** WHAT THE EXERCISE ASKS **
Render each line of the material below as a Markdown table with two columns, Row and Line, numbering the rows and skipping blank lines. Leave out the pictures.

+-------+

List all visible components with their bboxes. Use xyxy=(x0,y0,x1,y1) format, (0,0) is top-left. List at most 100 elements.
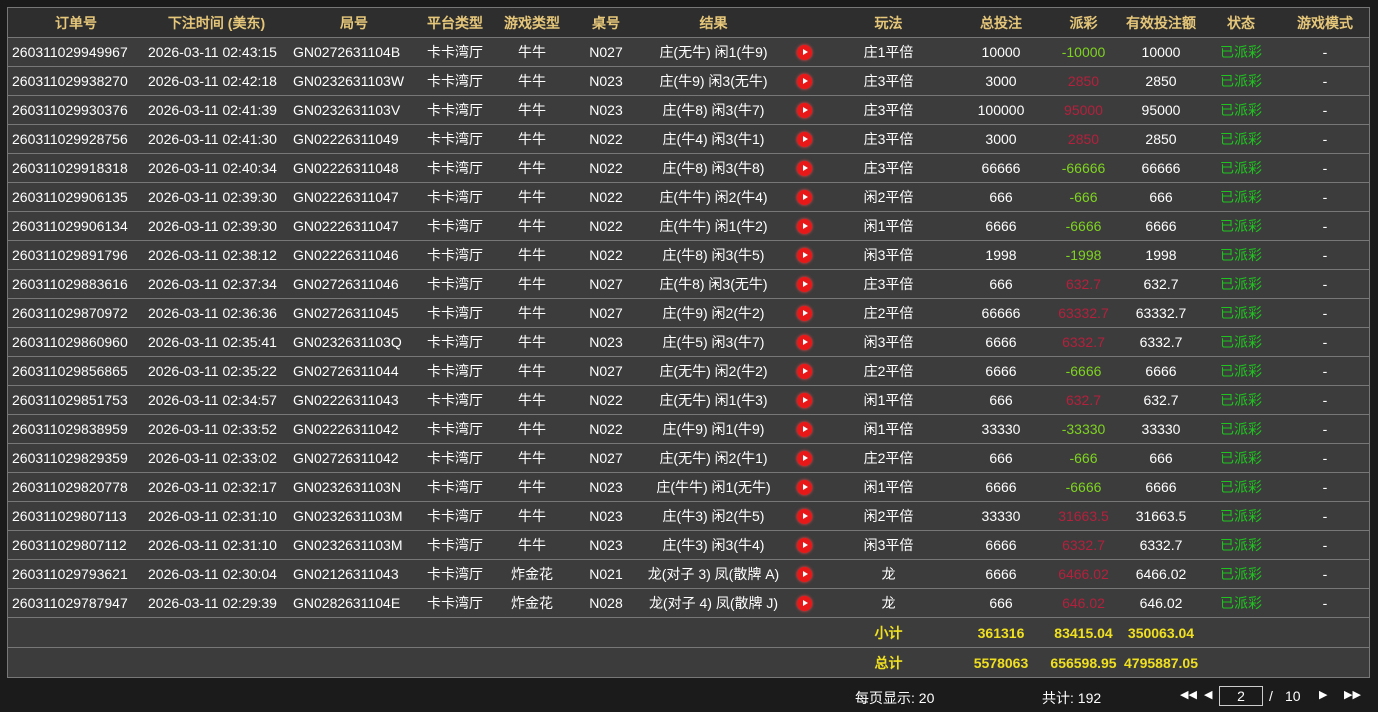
table-no-cell: N023 xyxy=(573,66,639,96)
valid-bet-cell: 646.02 xyxy=(1121,588,1201,618)
result-cell: 庄(牛牛) 闲1(无牛) xyxy=(639,472,788,502)
play-video-icon[interactable] xyxy=(797,596,812,612)
table-row: 260311029860960 2026-03-11 02:35:41 GN0232… xyxy=(8,327,1369,357)
play-video-icon[interactable] xyxy=(797,364,812,380)
video-cell xyxy=(788,298,821,328)
first-page-icon[interactable]: ◀◀ xyxy=(1180,689,1197,701)
table-row: 260311029787947 2026-03-11 02:29:39 GN0282… xyxy=(8,588,1369,618)
status-cell: 已派彩 xyxy=(1201,66,1281,96)
table-no-cell: N022 xyxy=(573,153,639,183)
platform-cell: 卡卡湾厅 xyxy=(419,501,491,531)
game-type-cell: 牛牛 xyxy=(491,153,573,183)
bet-time-cell: 2026-03-11 02:34:57 xyxy=(144,385,289,415)
total-bet-cell: 1998 xyxy=(956,240,1046,270)
game-type-cell: 牛牛 xyxy=(491,182,573,212)
total-bet-cell: 6666 xyxy=(956,472,1046,502)
play-video-icon[interactable] xyxy=(797,190,812,206)
header-col-valid-bet: 有效投注额 xyxy=(1121,8,1201,38)
video-cell xyxy=(788,327,821,357)
play-video-icon[interactable] xyxy=(797,45,812,61)
game-type-cell: 牛牛 xyxy=(491,240,573,270)
play-video-icon[interactable] xyxy=(797,219,812,235)
platform-cell: 卡卡湾厅 xyxy=(419,472,491,502)
game-mode-cell: - xyxy=(1281,95,1369,125)
round-no-cell: GN02126311043 xyxy=(289,559,419,589)
order-no-cell: 260311029906135 xyxy=(8,182,144,212)
play-video-icon[interactable] xyxy=(797,306,812,322)
prev-page-icon[interactable]: ◀ xyxy=(1204,689,1213,701)
table-row: 260311029793621 2026-03-11 02:30:04 GN0212… xyxy=(8,559,1369,589)
video-cell xyxy=(788,37,821,67)
status-cell: 已派彩 xyxy=(1201,414,1281,444)
valid-bet-cell: 1998 xyxy=(1121,240,1201,270)
play-cell: 庄2平倍 xyxy=(821,356,956,386)
play-video-icon[interactable] xyxy=(797,277,812,293)
valid-bet-cell: 33330 xyxy=(1121,414,1201,444)
play-video-icon[interactable] xyxy=(797,248,812,264)
platform-cell: 卡卡湾厅 xyxy=(419,240,491,270)
status-cell: 已派彩 xyxy=(1201,182,1281,212)
bet-time-cell: 2026-03-11 02:33:52 xyxy=(144,414,289,444)
header-col-play: 玩法 xyxy=(821,8,956,38)
valid-bet-cell: 2850 xyxy=(1121,66,1201,96)
status-cell: 已派彩 xyxy=(1201,269,1281,299)
total-bet-cell: 10000 xyxy=(956,37,1046,67)
table-no-cell: N027 xyxy=(573,298,639,328)
bet-time-cell: 2026-03-11 02:39:30 xyxy=(144,211,289,241)
table-no-cell: N027 xyxy=(573,269,639,299)
video-cell xyxy=(788,414,821,444)
play-video-icon[interactable] xyxy=(797,335,812,351)
bet-time-cell: 2026-03-11 02:31:10 xyxy=(144,501,289,531)
order-no-cell: 260311029851753 xyxy=(8,385,144,415)
bet-time-cell: 2026-03-11 02:38:12 xyxy=(144,240,289,270)
play-video-icon[interactable] xyxy=(797,480,812,496)
result-cell: 庄(无牛) 闲1(牛3) xyxy=(639,385,788,415)
order-no-cell: 260311029891796 xyxy=(8,240,144,270)
round-no-cell: GN02726311042 xyxy=(289,443,419,473)
page-number-input[interactable] xyxy=(1219,686,1263,706)
order-no-cell: 260311029949967 xyxy=(8,37,144,67)
last-page-icon[interactable]: ▶▶ xyxy=(1344,689,1361,701)
platform-cell: 卡卡湾厅 xyxy=(419,153,491,183)
order-no-cell: 260311029860960 xyxy=(8,327,144,357)
status-cell: 已派彩 xyxy=(1201,298,1281,328)
table-no-cell: N022 xyxy=(573,414,639,444)
result-cell: 龙(对子 3) 凤(散牌 A) xyxy=(639,559,788,589)
play-cell: 庄2平倍 xyxy=(821,443,956,473)
valid-bet-cell: 2850 xyxy=(1121,124,1201,154)
table-no-cell: N027 xyxy=(573,356,639,386)
order-no-cell: 260311029807112 xyxy=(8,530,144,560)
page-separator: / xyxy=(1269,688,1273,704)
result-cell: 庄(牛牛) 闲1(牛2) xyxy=(639,211,788,241)
play-video-icon[interactable] xyxy=(797,422,812,438)
game-mode-cell: - xyxy=(1281,472,1369,502)
payout-cell: 632.7 xyxy=(1046,385,1121,415)
total-bet-cell: 3000 xyxy=(956,66,1046,96)
game-mode-cell: - xyxy=(1281,385,1369,415)
round-no-cell: GN02226311049 xyxy=(289,124,419,154)
play-video-icon[interactable] xyxy=(797,161,812,177)
play-video-icon[interactable] xyxy=(797,103,812,119)
payout-cell: -6666 xyxy=(1046,356,1121,386)
status-cell: 已派彩 xyxy=(1201,356,1281,386)
play-video-icon[interactable] xyxy=(797,538,812,554)
status-cell: 已派彩 xyxy=(1201,153,1281,183)
play-video-icon[interactable] xyxy=(797,132,812,148)
play-video-icon[interactable] xyxy=(797,451,812,467)
table-row: 260311029870972 2026-03-11 02:36:36 GN0272… xyxy=(8,298,1369,328)
play-video-icon[interactable] xyxy=(797,74,812,90)
order-no-cell: 260311029883616 xyxy=(8,269,144,299)
play-video-icon[interactable] xyxy=(797,393,812,409)
total-bet-cell: 6666 xyxy=(956,327,1046,357)
video-cell xyxy=(788,356,821,386)
game-type-cell: 炸金花 xyxy=(491,559,573,589)
game-mode-cell: - xyxy=(1281,153,1369,183)
next-page-icon[interactable]: ▶ xyxy=(1319,689,1328,701)
order-no-cell: 260311029938270 xyxy=(8,66,144,96)
play-cell: 庄3平倍 xyxy=(821,124,956,154)
valid-bet-cell: 666 xyxy=(1121,182,1201,212)
play-video-icon[interactable] xyxy=(797,567,812,583)
play-video-icon[interactable] xyxy=(797,509,812,525)
result-cell: 庄(牛8) 闲3(牛7) xyxy=(639,95,788,125)
game-type-cell: 牛牛 xyxy=(491,530,573,560)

+-------+

** SOLUTION TO THE PROBLEM **
| Row | Line |
|---|---|
| 1 | List all visible components with their bboxes. Use xyxy=(x0,y0,x1,y1) format, (0,0) is top-left. List at most 100 elements. |
| 2 | table-no-cell: N023 xyxy=(573,66,639,96) |
| 3 | valid-bet-cell: 646.02 xyxy=(1121,588,1201,618) |
| 4 | result-cell: 庄(牛牛) 闲1(无牛) xyxy=(639,472,788,502) |
| 5 | play-video-icon[interactable] xyxy=(797,596,812,612) |
| 6 | table-row: 260311029860960 2026-03-11 02:35:41 GN0232… xyxy=(8,327,1369,357) |
| 7 | play-video-icon[interactable] xyxy=(797,364,812,380) |
| 8 | video-cell xyxy=(788,298,821,328) |
| 9 | first-page-icon[interactable]: ◀◀ xyxy=(1180,689,1197,701) |
| 10 | table-row: 260311029787947 2026-03-11 02:29:39 GN0282… xyxy=(8,588,1369,618) |
| 11 | status-cell: 已派彩 xyxy=(1201,66,1281,96) |
| 12 | table-no-cell: N022 xyxy=(573,153,639,183) |
| 13 | platform-cell: 卡卡湾厅 xyxy=(419,501,491,531) |
| 14 | game-type-cell: 牛牛 xyxy=(491,153,573,183) |
| 15 | bet-time-cell: 2026-03-11 02:34:57 xyxy=(144,385,289,415) |
| 16 | total-bet-cell: 1998 xyxy=(956,240,1046,270) |
| 17 | game-type-cell: 牛牛 xyxy=(491,182,573,212) |
| 18 | total-bet-cell: 6666 xyxy=(956,472,1046,502) |
| 19 | play-video-icon[interactable] xyxy=(797,190,812,206) |
| 20 | header-col-valid-bet: 有效投注额 xyxy=(1121,8,1201,38) |
| 21 | video-cell xyxy=(788,327,821,357) |
| 22 | play-video-icon[interactable] xyxy=(797,45,812,61) |
| 23 | game-type-cell: 牛牛 xyxy=(491,240,573,270) |
| 24 | play-video-icon[interactable] xyxy=(797,219,812,235) |
| 25 | platform-cell: 卡卡湾厅 xyxy=(419,472,491,502) |
| 26 | game-mode-cell: - xyxy=(1281,95,1369,125) |
| 27 | round-no-cell: GN02126311043 xyxy=(289,559,419,589) |
| 28 | order-no-cell: 260311029906135 xyxy=(8,182,144,212) |
| 29 | play-video-icon[interactable] xyxy=(797,306,812,322) |
| 30 | prev-page-icon[interactable]: ◀ xyxy=(1204,689,1213,701) |
| 31 | table-row: 260311029793621 2026-03-11 02:30:04 GN0212… xyxy=(8,559,1369,589) |
| 32 | video-cell xyxy=(788,37,821,67) |
| 33 | status-cell: 已派彩 xyxy=(1201,414,1281,444) |
| 34 | valid-bet-cell: 1998 xyxy=(1121,240,1201,270) |
| 35 | play-cell: 庄2平倍 xyxy=(821,356,956,386) |
| 36 | play-video-icon[interactable] xyxy=(797,277,812,293) |
| 37 | valid-bet-cell: 33330 xyxy=(1121,414,1201,444) |
| 38 | play-video-icon[interactable] xyxy=(797,248,812,264) |
| 39 | platform-cell: 卡卡湾厅 xyxy=(419,240,491,270) |
| 40 | status-cell: 已派彩 xyxy=(1201,182,1281,212) |
| 41 | bet-time-cell: 2026-03-11 02:33:52 xyxy=(144,414,289,444) |
| 42 | header-col-play: 玩法 xyxy=(821,8,956,38) |
| 43 | valid-bet-cell: 2850 xyxy=(1121,66,1201,96) |
| 44 | status-cell: 已派彩 xyxy=(1201,269,1281,299) |
| 45 | total-bet-cell: 10000 xyxy=(956,37,1046,67) |
| 46 | table-no-cell: N027 xyxy=(573,298,639,328) |
| 47 | bet-time-cell: 2026-03-11 02:39:30 xyxy=(144,211,289,241) |
| 48 | table-no-cell: N027 xyxy=(573,269,639,299) |
| 49 | video-cell xyxy=(788,414,821,444) |
| 50 | play-video-icon[interactable] xyxy=(797,335,812,351) |
| 51 | bet-time-cell: 2026-03-11 02:31:10 xyxy=(144,501,289,531) |
| 52 | order-no-cell: 260311029851753 xyxy=(8,385,144,415) |
| 53 | bet-time-cell: 2026-03-11 02:38:12 xyxy=(144,240,289,270) |
| 54 | play-video-icon[interactable] xyxy=(797,480,812,496) |
| 55 | result-cell: 庄(无牛) 闲1(牛3) xyxy=(639,385,788,415) |
| 56 | order-no-cell: 260311029891796 xyxy=(8,240,144,270) |
| 57 | round-no-cell: GN02726311042 xyxy=(289,443,419,473) |
| 58 | page-number-input[interactable] xyxy=(1219,686,1263,706) |
| 59 | order-no-cell: 260311029949967 xyxy=(8,37,144,67) |
| 60 | last-page-icon[interactable]: ▶▶ xyxy=(1344,689,1361,701) |
| 61 | platform-cell: 卡卡湾厅 xyxy=(419,153,491,183) |
| 62 | order-no-cell: 260311029860960 xyxy=(8,327,144,357) |
| 63 | status-cell: 已派彩 xyxy=(1201,298,1281,328) |
| 64 | table-no-cell: N022 xyxy=(573,414,639,444) |
| 65 | result-cell: 龙(对子 3) 凤(散牌 A) xyxy=(639,559,788,589) |
| 66 | play-cell: 庄2平倍 xyxy=(821,443,956,473) |
| 67 | valid-bet-cell: 2850 xyxy=(1121,124,1201,154) |
| 68 | table-no-cell: N027 xyxy=(573,356,639,386) |
| 69 | order-no-cell: 260311029807112 xyxy=(8,530,144,560) |
| 70 | page-separator: / xyxy=(1269,688,1273,704) |
| 71 | result-cell: 庄(牛牛) 闲1(牛2) xyxy=(639,211,788,241) |
| 72 | play-video-icon[interactable] xyxy=(797,422,812,438) |
| 73 | game-mode-cell: - xyxy=(1281,472,1369,502) |
| 74 | payout-cell: 632.7 xyxy=(1046,385,1121,415) |
| 75 | total-bet-cell: 3000 xyxy=(956,66,1046,96) |
| 76 | game-mode-cell: - xyxy=(1281,385,1369,415) |
| 77 | round-no-cell: GN02226311049 xyxy=(289,124,419,154) |
| 78 | play-video-icon[interactable] xyxy=(797,161,812,177) |
| 79 | play-video-icon[interactable] xyxy=(797,103,812,119) |
| 80 | payout-cell: -6666 xyxy=(1046,356,1121,386) |
| 81 | status-cell: 已派彩 xyxy=(1201,356,1281,386) |
| 82 | play-video-icon[interactable] xyxy=(797,538,812,554) |
| 83 | status-cell: 已派彩 xyxy=(1201,153,1281,183) |
| 84 | play-video-icon[interactable] xyxy=(797,132,812,148) |
| 85 | play-video-icon[interactable] xyxy=(797,451,812,467) |
| 86 | table-row: 260311029870972 2026-03-11 02:36:36 GN0272… xyxy=(8,298,1369,328) |
| 87 | play-video-icon[interactable] xyxy=(797,74,812,90) |
| 88 | order-no-cell: 260311029883616 xyxy=(8,269,144,299) |
| 89 | play-video-icon[interactable] xyxy=(797,393,812,409) |
| 90 | total-bet-cell: 6666 xyxy=(956,327,1046,357) |
| 91 | video-cell xyxy=(788,356,821,386) |
| 92 | game-type-cell: 炸金花 xyxy=(491,559,573,589) |
| 93 | game-mode-cell: - xyxy=(1281,153,1369,183) |
| 94 | next-page-icon[interactable]: ▶ xyxy=(1319,689,1328,701) |
| 95 | order-no-cell: 260311029938270 xyxy=(8,66,144,96) |
| 96 | play-cell: 庄3平倍 xyxy=(821,124,956,154) |
| 97 | valid-bet-cell: 666 xyxy=(1121,182,1201,212) |
| 98 | play-video-icon[interactable] xyxy=(797,567,812,583) |
| 99 | play-video-icon[interactable] xyxy=(797,509,812,525) |
| 100 | result-cell: 庄(牛8) 闲3(牛7) xyxy=(639,95,788,125) |
| 101 | game-type-cell: 牛牛 xyxy=(491,530,573,560) |